* [Data shown]:
□ □ □ □ □ □ □
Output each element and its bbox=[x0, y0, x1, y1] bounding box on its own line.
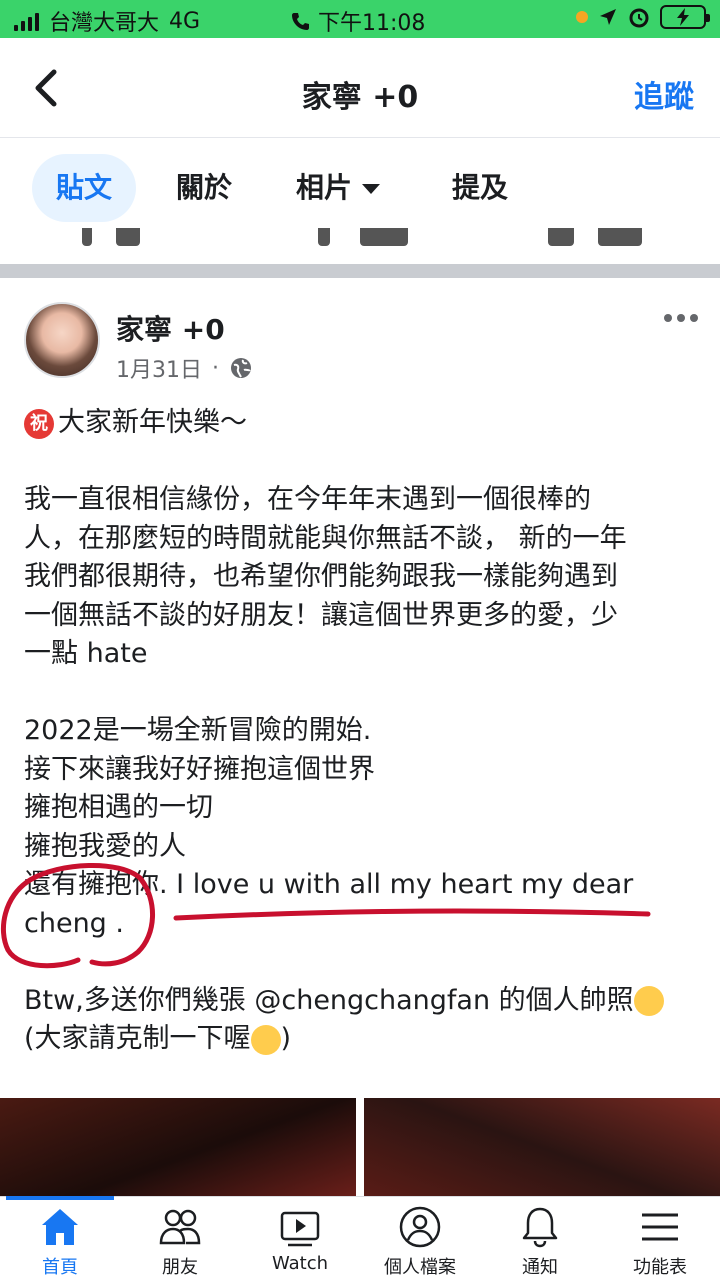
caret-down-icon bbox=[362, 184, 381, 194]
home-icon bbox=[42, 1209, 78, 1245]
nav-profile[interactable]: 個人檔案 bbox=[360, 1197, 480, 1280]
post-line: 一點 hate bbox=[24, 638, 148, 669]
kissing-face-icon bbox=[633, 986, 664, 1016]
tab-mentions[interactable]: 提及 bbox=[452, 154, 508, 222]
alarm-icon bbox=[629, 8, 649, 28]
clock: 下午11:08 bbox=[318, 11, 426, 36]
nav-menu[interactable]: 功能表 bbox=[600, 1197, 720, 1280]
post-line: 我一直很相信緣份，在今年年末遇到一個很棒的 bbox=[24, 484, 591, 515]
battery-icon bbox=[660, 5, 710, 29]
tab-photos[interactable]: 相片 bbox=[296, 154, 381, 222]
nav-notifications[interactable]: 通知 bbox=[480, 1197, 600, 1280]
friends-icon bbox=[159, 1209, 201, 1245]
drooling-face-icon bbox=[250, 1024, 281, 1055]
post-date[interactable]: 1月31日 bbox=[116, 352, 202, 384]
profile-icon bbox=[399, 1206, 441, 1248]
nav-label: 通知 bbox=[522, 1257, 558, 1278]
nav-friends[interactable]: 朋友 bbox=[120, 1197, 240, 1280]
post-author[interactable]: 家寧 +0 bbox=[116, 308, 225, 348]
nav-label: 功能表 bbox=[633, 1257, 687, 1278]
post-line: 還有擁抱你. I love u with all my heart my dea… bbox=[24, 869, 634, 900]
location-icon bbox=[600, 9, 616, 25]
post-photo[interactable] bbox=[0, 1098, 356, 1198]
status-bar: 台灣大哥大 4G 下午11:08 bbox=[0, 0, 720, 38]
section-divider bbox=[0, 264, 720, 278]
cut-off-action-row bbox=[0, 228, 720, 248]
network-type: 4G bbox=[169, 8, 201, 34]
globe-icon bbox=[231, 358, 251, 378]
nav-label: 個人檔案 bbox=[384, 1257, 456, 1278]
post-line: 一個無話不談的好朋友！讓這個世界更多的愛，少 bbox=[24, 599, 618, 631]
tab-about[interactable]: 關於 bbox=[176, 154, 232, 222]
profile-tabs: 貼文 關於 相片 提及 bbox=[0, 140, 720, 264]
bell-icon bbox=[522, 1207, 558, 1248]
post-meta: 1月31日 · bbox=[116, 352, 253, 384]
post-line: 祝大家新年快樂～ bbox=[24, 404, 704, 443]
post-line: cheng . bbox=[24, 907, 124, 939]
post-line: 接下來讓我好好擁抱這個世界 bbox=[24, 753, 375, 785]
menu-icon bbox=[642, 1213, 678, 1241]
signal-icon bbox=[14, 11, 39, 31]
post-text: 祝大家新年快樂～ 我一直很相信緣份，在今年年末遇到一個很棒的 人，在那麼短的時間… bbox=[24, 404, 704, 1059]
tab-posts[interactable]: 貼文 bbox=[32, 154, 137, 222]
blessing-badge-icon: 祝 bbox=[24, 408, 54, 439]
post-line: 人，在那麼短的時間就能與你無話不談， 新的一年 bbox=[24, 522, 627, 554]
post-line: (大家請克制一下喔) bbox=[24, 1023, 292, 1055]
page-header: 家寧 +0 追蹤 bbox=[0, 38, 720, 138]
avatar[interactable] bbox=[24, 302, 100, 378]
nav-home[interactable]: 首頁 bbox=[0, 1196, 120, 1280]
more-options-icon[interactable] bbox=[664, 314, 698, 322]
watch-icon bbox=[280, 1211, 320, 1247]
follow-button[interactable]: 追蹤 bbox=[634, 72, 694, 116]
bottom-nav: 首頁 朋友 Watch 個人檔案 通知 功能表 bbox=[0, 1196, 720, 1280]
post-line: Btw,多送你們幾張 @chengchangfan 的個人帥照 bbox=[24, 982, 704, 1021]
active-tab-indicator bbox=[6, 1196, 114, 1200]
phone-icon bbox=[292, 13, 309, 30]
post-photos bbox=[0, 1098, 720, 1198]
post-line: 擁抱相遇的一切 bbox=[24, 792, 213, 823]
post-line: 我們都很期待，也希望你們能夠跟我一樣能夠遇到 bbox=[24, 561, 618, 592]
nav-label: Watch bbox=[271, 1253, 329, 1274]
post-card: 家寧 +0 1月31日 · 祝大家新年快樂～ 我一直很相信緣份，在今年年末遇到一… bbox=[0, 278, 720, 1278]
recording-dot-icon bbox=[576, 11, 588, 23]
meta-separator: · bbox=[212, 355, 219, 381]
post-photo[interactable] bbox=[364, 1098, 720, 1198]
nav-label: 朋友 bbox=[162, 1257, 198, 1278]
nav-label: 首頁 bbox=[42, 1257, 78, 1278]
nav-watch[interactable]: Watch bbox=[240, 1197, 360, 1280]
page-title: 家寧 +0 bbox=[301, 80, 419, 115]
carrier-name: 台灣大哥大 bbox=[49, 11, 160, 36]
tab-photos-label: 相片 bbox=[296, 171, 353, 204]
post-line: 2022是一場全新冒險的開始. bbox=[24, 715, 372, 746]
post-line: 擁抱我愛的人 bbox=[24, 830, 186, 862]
□ □ □ □ □ □ □
* [What the exercise asks]: Give the number of lines in the listing that contain the string "photos", and nothing else.

* [Task solution]: 3